Your task is to gather the lines below that hold the string "icon".

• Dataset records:

----------------

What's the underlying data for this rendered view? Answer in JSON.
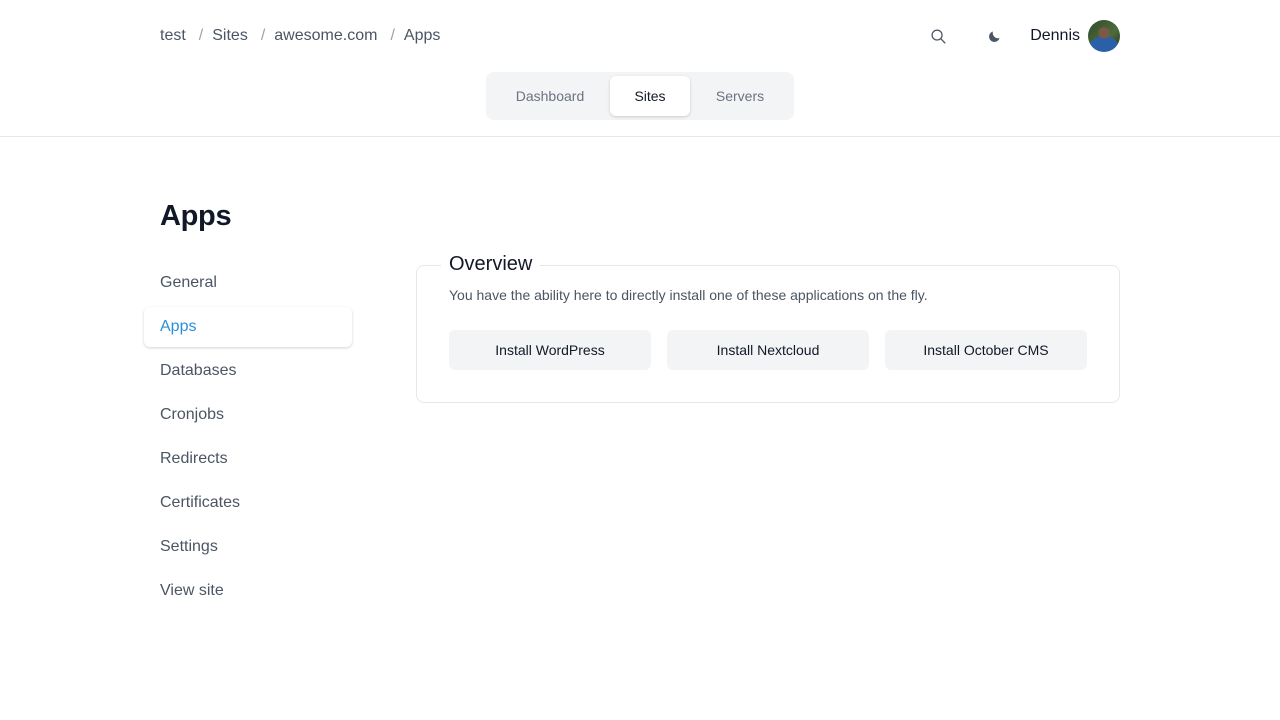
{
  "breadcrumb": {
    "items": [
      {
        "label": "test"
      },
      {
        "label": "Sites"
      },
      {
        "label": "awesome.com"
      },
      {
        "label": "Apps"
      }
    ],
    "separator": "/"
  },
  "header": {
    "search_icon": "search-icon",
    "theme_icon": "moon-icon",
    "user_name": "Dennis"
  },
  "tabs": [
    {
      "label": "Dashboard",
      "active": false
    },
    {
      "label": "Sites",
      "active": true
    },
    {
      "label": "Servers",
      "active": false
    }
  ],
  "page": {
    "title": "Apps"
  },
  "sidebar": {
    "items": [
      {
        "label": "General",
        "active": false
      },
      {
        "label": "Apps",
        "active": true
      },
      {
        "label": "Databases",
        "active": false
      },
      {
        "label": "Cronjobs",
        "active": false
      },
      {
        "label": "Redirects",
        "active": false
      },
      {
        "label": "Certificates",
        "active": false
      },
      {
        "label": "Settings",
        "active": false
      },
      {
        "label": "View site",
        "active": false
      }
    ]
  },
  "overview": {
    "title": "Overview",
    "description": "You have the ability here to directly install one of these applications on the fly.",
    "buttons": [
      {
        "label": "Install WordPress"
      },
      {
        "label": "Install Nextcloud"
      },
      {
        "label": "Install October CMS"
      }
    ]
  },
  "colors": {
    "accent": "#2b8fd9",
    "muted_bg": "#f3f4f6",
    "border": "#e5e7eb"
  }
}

----------------

• Solution to this exercise:
    "search_icon": "search-icon",
    "theme_icon": "moon-icon",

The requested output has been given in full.